◆ What to do
Find every line of the listing below where "Kuranstalt" appears, and copy it.

**** Input ****

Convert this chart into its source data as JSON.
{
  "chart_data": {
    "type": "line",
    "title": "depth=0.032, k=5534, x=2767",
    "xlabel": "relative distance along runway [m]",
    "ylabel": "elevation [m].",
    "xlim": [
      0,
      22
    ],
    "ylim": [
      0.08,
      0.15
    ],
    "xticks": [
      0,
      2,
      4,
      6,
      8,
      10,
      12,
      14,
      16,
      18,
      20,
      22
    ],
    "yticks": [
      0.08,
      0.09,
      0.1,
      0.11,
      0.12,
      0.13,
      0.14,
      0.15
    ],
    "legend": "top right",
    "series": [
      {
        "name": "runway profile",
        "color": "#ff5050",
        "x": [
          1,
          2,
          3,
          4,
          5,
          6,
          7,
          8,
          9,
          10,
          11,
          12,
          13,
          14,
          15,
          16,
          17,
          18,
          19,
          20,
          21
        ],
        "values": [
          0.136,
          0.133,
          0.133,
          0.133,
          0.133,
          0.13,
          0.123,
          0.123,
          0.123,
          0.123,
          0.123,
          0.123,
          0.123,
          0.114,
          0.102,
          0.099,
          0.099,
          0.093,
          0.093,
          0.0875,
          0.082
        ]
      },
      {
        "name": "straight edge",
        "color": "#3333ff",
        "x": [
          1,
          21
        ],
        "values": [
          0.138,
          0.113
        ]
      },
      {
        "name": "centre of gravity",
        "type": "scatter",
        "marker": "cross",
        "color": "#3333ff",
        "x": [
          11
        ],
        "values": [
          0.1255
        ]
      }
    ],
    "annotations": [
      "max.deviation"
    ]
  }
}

****
**** Input ****

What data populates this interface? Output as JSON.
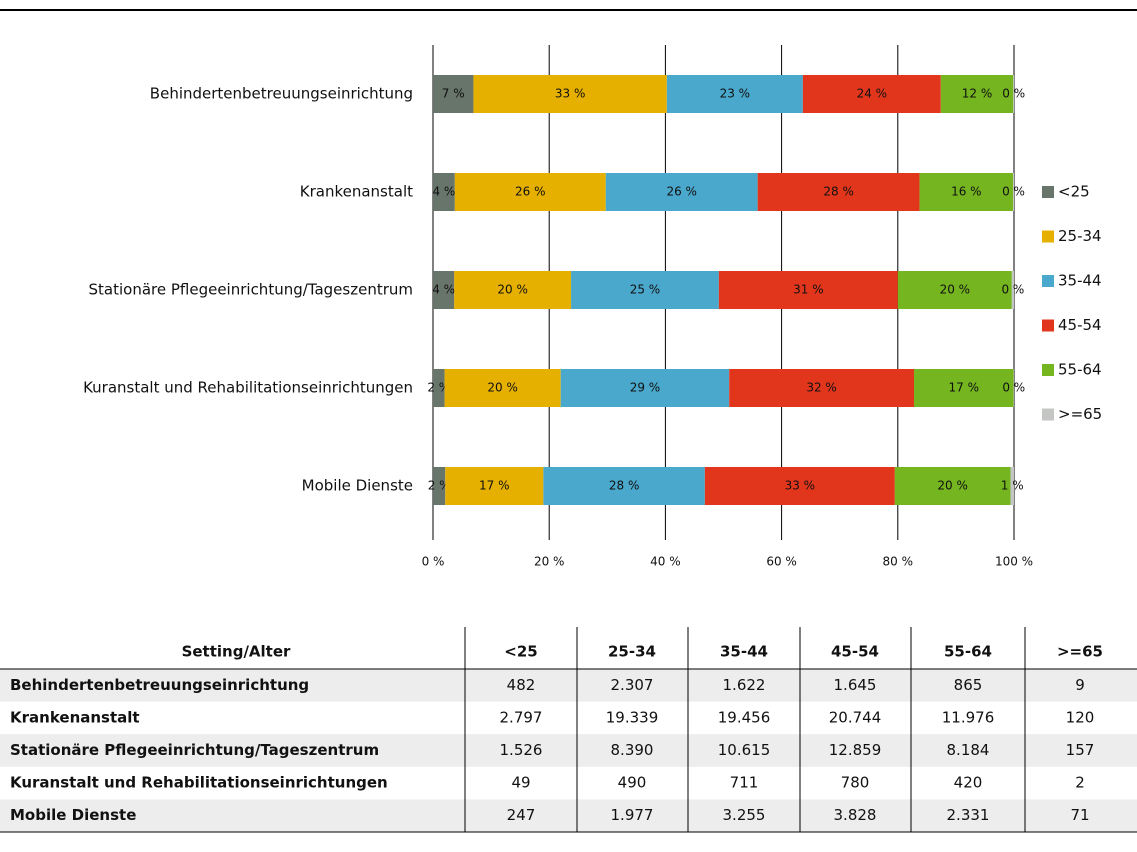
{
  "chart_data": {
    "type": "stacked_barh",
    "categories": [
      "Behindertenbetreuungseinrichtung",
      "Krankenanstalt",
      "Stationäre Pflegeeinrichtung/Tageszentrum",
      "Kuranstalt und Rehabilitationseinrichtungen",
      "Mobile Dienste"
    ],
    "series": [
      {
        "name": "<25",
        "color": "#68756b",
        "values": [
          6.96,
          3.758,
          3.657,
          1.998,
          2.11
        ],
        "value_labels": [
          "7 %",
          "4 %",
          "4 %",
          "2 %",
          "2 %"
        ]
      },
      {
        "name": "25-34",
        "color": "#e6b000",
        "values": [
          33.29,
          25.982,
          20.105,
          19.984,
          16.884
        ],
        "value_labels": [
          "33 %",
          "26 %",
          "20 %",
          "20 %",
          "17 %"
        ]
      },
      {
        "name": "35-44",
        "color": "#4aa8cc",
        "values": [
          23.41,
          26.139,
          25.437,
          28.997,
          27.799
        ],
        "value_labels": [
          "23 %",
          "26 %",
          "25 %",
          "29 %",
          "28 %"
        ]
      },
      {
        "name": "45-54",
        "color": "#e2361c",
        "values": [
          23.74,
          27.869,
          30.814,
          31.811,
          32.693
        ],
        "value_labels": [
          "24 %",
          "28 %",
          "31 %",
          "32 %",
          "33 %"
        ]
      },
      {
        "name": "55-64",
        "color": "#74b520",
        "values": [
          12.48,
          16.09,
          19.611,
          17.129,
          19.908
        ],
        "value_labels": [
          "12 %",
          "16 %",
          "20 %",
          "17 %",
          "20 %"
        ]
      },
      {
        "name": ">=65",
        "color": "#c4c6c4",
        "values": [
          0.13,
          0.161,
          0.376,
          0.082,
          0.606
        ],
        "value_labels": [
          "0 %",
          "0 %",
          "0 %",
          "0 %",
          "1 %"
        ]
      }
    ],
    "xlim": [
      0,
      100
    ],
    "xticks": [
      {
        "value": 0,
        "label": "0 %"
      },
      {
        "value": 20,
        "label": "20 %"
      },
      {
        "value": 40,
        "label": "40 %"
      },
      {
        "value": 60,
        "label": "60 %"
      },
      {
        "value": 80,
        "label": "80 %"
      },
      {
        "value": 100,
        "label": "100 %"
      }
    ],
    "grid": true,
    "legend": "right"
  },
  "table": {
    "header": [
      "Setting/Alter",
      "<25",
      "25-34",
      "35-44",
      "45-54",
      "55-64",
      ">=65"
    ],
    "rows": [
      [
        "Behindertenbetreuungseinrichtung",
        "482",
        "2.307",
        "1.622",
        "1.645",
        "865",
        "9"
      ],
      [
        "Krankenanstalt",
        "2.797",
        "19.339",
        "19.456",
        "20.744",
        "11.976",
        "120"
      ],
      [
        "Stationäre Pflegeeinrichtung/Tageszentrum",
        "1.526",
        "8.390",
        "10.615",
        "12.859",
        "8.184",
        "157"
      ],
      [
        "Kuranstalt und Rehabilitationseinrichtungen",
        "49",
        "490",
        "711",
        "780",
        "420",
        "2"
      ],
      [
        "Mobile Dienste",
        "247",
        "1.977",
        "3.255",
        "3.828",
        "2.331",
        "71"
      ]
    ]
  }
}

****

◆ Exercise result
      "Kuranstalt und Rehabilitationseinrichtungen",
        "Kuranstalt und Rehabilitationseinrichtungen",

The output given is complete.